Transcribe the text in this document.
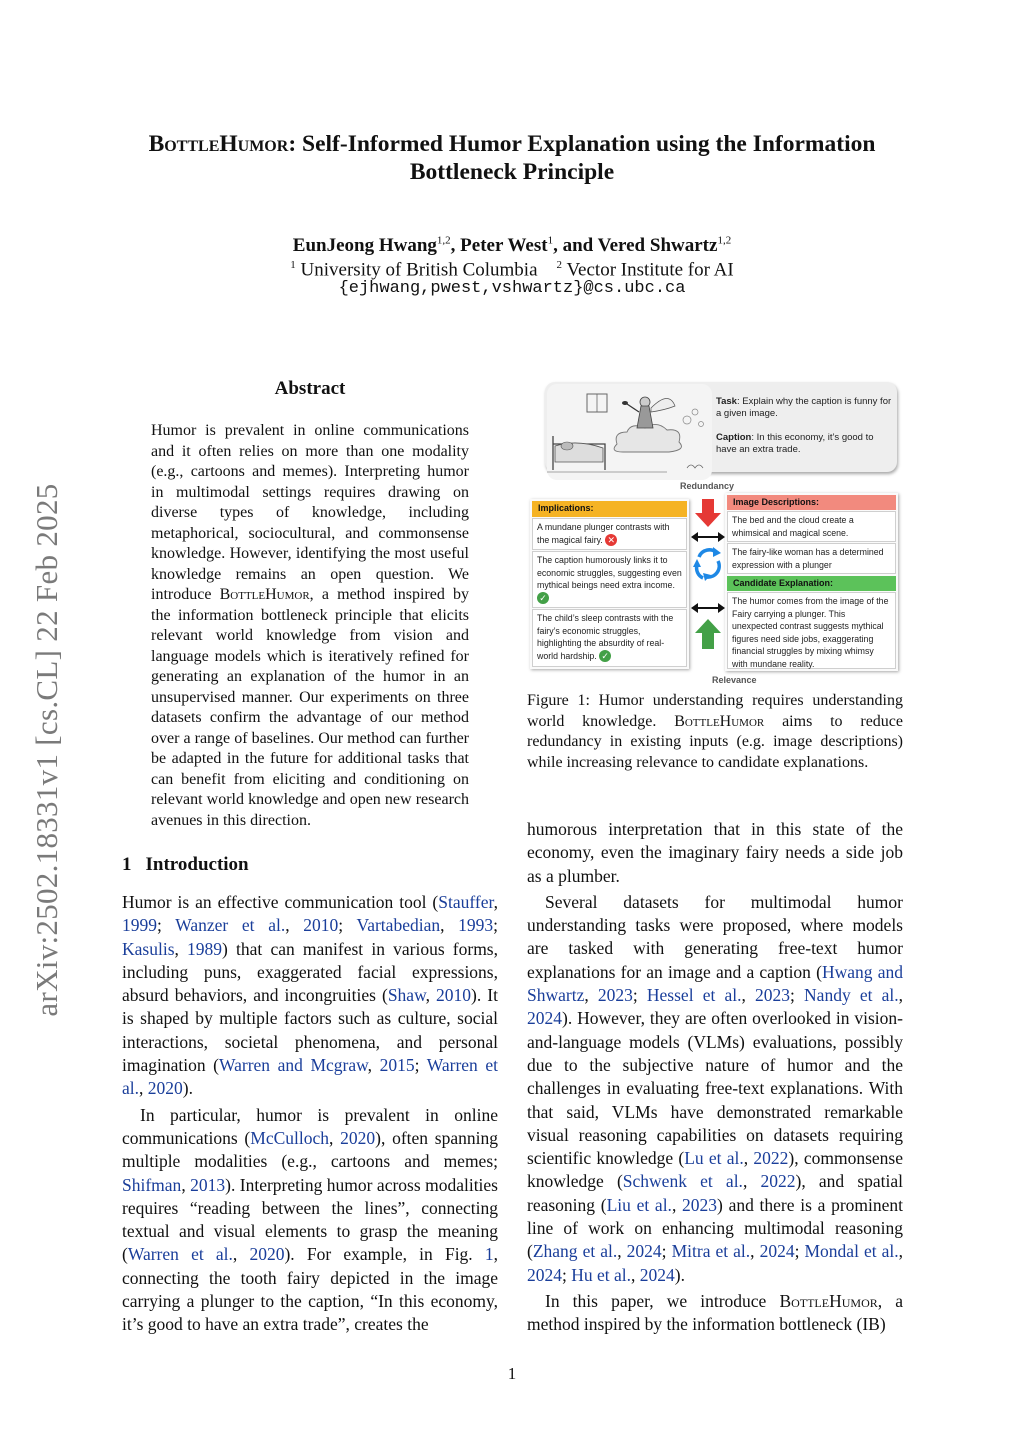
arXiv:2502.18331v1 [cs.CL] 22 Feb 2025
BottleHumor: Self-Informed Humor Explanation using the Information
Bottleneck Principle
EunJeong Hwang$^{1,2}$, Peter West$^1$, and Vered Shwartz$^{1,2}$
$^1$ University of British Columbia $^2$ Vector Institute for AI
{ejhwang,pwest,vshwartz}@cs.ubc.ca
Abstract
Humor is prevalent in online communications and it often relies on more than one modality (e.g., cartoons and memes). Interpreting humor in multimodal settings requires drawing on diverse types of knowledge, including metaphorical, sociocultural, and commonsense knowledge. However, identifying the most useful knowledge remains an open question. We introduce BottleHumor, a method inspired by the information bottleneck principle that elicits relevant world knowledge from vision and language models which is iteratively refined for generating an explanation of the humor in an unsupervised manner. Our experiments on three datasets confirm the advantage of our method over a range of baselines. Our method can further be adapted in the future for additional tasks that can benefit from eliciting and conditioning on relevant world knowledge and open new research avenues in this direction.
1 Introduction

Humor is an effective communication tool (Stauffer, 1999; Wanzer et al., 2010; Vartabedian, 1993; Kasulis, 1989) that can manifest in various forms, including puns, exaggerated facial expressions, absurd behaviors, and incongruities (Shaw, 2010). It is shaped by multiple factors such as culture, social interactions, societal phenomena, and personal imagination (Warren and Mcgraw, 2015; Warren et al., 2020).

In particular, humor is prevalent in online communications (McCulloch, 2020), often spanning multiple modalities (e.g., cartoons and memes; Shifman, 2013). Interpreting humor across modalities requires “reading between the lines”, connecting textual and visual elements to grasp the meaning (Warren et al., 2020). For example, in Fig. 1, connecting the tooth fairy depicted in the image carrying a plunger to the caption, “In this economy, it’s good to have an extra trade”, creates the

Task: Explain why the caption is funny for a given image.

Caption: In this economy, it’s good to have an extra trade.
Redundancy
Relevance
Implications:
A mundane plunger contrasts with the magical fairy. ✕
The caption humorously links it to economic struggles, suggesting even mythical beings need extra income. ✓
The child’s sleep contrasts with the fairy’s economic struggles, highlighting the absurdity of real-world hardship. ✓
Image Descriptions:
The bed and the cloud create a whimsical and magical scene.
The fairy-like woman has a determined expression with a plunger
Candidate Explanation:
The humor comes from the image of the Fairy carrying a plunger. This unexpected contrast suggests mythical figures need side jobs, exaggerating financial struggles by mixing whimsy with mundane reality.
Figure 1: Humor understanding requires understanding world knowledge. BottleHumor aims to reduce redundancy in existing inputs (e.g. image descriptions) while increasing relevance to candidate explanations.

humorous interpretation that in this state of the economy, even the imaginary fairy needs a side job as a plumber.

Several datasets for multimodal humor understanding tasks were proposed, where models are tasked with generating free-text humor explanations for an image and a caption (Hwang and Shwartz, 2023; Hessel et al., 2023; Nandy et al., 2024). However, they are often overlooked in vision-and-language models (VLMs) evaluations, possibly due to the subjective nature of humor and the challenges in evaluating free-text explanations. With that said, VLMs have demonstrated remarkable visual reasoning capabilities on datasets requiring scientific knowledge (Lu et al., 2022), commonsense knowledge (Schwenk et al., 2022), and spatial reasoning (Liu et al., 2023) and there is a prominent line of work on enhancing multimodal reasoning (Zhang et al., 2024; Mitra et al., 2024; Mondal et al., 2024; Hu et al., 2024).

In this paper, we introduce BottleHumor, a method inspired by the information bottleneck (IB)

1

§ WHAT IS REQUIRED: Working from the material above, transcribe it exactly while omitting pictures.

§ EXERCISE ANSWER:
Transcribe the text in this document.
arXiv:2502.18331v1 [cs.CL] 22 Feb 2025
BottleHumor: Self-Informed Humor Explanation using the Information
Bottleneck Principle
EunJeong Hwang$^{1,2}$, Peter West$^1$, and Vered Shwartz$^{1,2}$
$^1$ University of British Columbia $^2$ Vector Institute for AI
{ejhwang,pwest,vshwartz}@cs.ubc.ca
Abstract
Humor is prevalent in online communications and it often relies on more than one modality (e.g., cartoons and memes). Interpreting humor in multimodal settings requires drawing on diverse types of knowledge, including metaphorical, sociocultural, and commonsense knowledge. However, identifying the most useful knowledge remains an open question. We introduce BottleHumor, a method inspired by the information bottleneck principle that elicits relevant world knowledge from vision and language models which is iteratively refined for generating an explanation of the humor in an unsupervised manner. Our experiments on three datasets confirm the advantage of our method over a range of baselines. Our method can further be adapted in the future for additional tasks that can benefit from eliciting and conditioning on relevant world knowledge and open new research avenues in this direction.
1 Introduction

Humor is an effective communication tool (Stauffer, 1999; Wanzer et al., 2010; Vartabedian, 1993; Kasulis, 1989) that can manifest in various forms, including puns, exaggerated facial expressions, absurd behaviors, and incongruities (Shaw, 2010). It is shaped by multiple factors such as culture, social interactions, societal phenomena, and personal imagination (Warren and Mcgraw, 2015; Warren et al., 2020).

In particular, humor is prevalent in online communications (McCulloch, 2020), often spanning multiple modalities (e.g., cartoons and memes; Shifman, 2013). Interpreting humor across modalities requires “reading between the lines”, connecting textual and visual elements to grasp the meaning (Warren et al., 2020). For example, in Fig. 1, connecting the tooth fairy depicted in the image carrying a plunger to the caption, “In this economy, it’s good to have an extra trade”, creates the

Task: Explain why the caption is funny for a given image.

Caption: In this economy, it’s good to have an extra trade.
Redundancy
Relevance
Implications:
A mundane plunger contrasts with the magical fairy. ✕
The caption humorously links it to economic struggles, suggesting even mythical beings need extra income. ✓
The child’s sleep contrasts with the fairy’s economic struggles, highlighting the absurdity of real-world hardship. ✓
Image Descriptions:
The bed and the cloud create a whimsical and magical scene.
The fairy-like woman has a determined expression with a plunger
Candidate Explanation:
The humor comes from the image of the Fairy carrying a plunger. This unexpected contrast suggests mythical figures need side jobs, exaggerating financial struggles by mixing whimsy with mundane reality.
Figure 1: Humor understanding requires understanding world knowledge. BottleHumor aims to reduce redundancy in existing inputs (e.g. image descriptions) while increasing relevance to candidate explanations.

humorous interpretation that in this state of the economy, even the imaginary fairy needs a side job as a plumber.

Several datasets for multimodal humor understanding tasks were proposed, where models are tasked with generating free-text humor explanations for an image and a caption (Hwang and Shwartz, 2023; Hessel et al., 2023; Nandy et al., 2024). However, they are often overlooked in vision-and-language models (VLMs) evaluations, possibly due to the subjective nature of humor and the challenges in evaluating free-text explanations. With that said, VLMs have demonstrated remarkable visual reasoning capabilities on datasets requiring scientific knowledge (Lu et al., 2022), commonsense knowledge (Schwenk et al., 2022), and spatial reasoning (Liu et al., 2023) and there is a prominent line of work on enhancing multimodal reasoning (Zhang et al., 2024; Mitra et al., 2024; Mondal et al., 2024; Hu et al., 2024).

In this paper, we introduce BottleHumor, a method inspired by the information bottleneck (IB)

1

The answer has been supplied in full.